→ GIVEN INSTRUCTION: Copy every record word for word.
****
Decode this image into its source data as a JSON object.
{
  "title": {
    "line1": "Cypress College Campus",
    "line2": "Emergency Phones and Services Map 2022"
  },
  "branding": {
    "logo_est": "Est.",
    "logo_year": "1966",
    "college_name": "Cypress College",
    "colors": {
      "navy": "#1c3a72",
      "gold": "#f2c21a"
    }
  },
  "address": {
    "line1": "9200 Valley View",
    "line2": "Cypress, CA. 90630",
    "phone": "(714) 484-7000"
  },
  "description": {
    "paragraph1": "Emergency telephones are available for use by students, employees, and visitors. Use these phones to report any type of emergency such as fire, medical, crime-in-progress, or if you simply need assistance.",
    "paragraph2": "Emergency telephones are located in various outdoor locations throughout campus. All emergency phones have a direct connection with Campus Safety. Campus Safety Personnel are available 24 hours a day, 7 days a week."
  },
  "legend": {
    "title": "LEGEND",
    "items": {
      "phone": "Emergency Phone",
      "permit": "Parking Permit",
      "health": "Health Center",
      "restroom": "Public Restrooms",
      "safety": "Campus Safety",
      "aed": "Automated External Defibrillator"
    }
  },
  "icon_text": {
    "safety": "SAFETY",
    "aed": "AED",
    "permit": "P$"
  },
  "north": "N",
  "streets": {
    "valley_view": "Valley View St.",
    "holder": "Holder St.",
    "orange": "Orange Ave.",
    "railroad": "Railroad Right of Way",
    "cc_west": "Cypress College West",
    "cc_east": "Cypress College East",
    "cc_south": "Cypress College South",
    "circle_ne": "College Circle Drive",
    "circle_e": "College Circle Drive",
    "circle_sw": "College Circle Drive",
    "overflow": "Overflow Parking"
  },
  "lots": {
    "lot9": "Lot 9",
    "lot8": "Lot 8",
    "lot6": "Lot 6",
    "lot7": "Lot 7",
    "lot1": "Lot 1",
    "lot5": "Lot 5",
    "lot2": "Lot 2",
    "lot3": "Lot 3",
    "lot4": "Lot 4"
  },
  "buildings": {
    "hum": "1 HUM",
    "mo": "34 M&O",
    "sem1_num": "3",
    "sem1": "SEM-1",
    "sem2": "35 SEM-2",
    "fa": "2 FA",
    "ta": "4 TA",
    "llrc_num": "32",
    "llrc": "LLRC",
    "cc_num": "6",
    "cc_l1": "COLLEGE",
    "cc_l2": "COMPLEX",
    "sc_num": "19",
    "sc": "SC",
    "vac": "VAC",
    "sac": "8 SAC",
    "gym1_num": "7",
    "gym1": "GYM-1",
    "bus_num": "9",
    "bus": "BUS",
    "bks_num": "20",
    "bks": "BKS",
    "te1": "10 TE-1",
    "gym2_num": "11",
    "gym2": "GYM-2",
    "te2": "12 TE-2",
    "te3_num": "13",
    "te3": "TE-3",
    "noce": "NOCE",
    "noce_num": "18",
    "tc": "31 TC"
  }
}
****
→ OUTPUT BELOW:
Decode this image into its source data as a JSON object.
{
  "title": {
    "line1": "Cypress College Campus",
    "line2": "Emergency Phones and Services Map 2022"
  },
  "branding": {
    "logo_est": "Est.",
    "logo_year": "1966",
    "college_name": "Cypress College",
    "colors": {
      "navy": "#1c3a72",
      "gold": "#f2c21a"
    }
  },
  "address": {
    "line1": "9200 Valley View",
    "line2": "Cypress, CA. 90630",
    "phone": "(714) 484-7000"
  },
  "description": {
    "paragraph1": "Emergency telephones are available for use by students, employees, and visitors. Use these phones to report any type of emergency such as fire, medical, crime-in-progress, or if you simply need assistance.",
    "paragraph2": "Emergency telephones are located in various outdoor locations throughout campus. All emergency phones have a direct connection with Campus Safety. Campus Safety Personnel are available 24 hours a day, 7 days a week."
  },
  "legend": {
    "title": "LEGEND",
    "items": {
      "phone": "Emergency Phone",
      "permit": "Parking Permit",
      "health": "Health Center",
      "restroom": "Public Restrooms",
      "safety": "Campus Safety",
      "aed": "Automated External Defibrillator"
    }
  },
  "icon_text": {
    "safety": "SAFETY",
    "aed": "AED",
    "permit": "P$"
  },
  "north": "N",
  "streets": {
    "valley_view": "Valley View St.",
    "holder": "Holder St.",
    "orange": "Orange Ave.",
    "railroad": "Railroad Right of Way",
    "cc_west": "Cypress College West",
    "cc_east": "Cypress College East",
    "cc_south": "Cypress College South",
    "circle_ne": "College Circle Drive",
    "circle_e": "College Circle Drive",
    "circle_sw": "College Circle Drive",
    "overflow": "Overflow Parking"
  },
  "lots": {
    "lot9": "Lot 9",
    "lot8": "Lot 8",
    "lot6": "Lot 6",
    "lot7": "Lot 7",
    "lot1": "Lot 1",
    "lot5": "Lot 5",
    "lot2": "Lot 2",
    "lot3": "Lot 3",
    "lot4": "Lot 4"
  },
  "buildings": {
    "hum": "1 HUM",
    "mo": "34 M&O",
    "sem1_num": "3",
    "sem1": "SEM-1",
    "sem2": "35 SEM-2",
    "fa": "2 FA",
    "ta": "4 TA",
    "llrc_num": "32",
    "llrc": "LLRC",
    "cc_num": "6",
    "cc_l1": "COLLEGE",
    "cc_l2": "COMPLEX",
    "sc_num": "19",
    "sc": "SC",
    "vac": "VAC",
    "sac": "8 SAC",
    "gym1_num": "7",
    "gym1": "GYM-1",
    "bus_num": "9",
    "bus": "BUS",
    "bks_num": "20",
    "bks": "BKS",
    "te1": "10 TE-1",
    "gym2_num": "11",
    "gym2": "GYM-2",
    "te2": "12 TE-2",
    "te3_num": "13",
    "te3": "TE-3",
    "noce": "NOCE",
    "noce_num": "18",
    "tc": "31 TC"
  }
}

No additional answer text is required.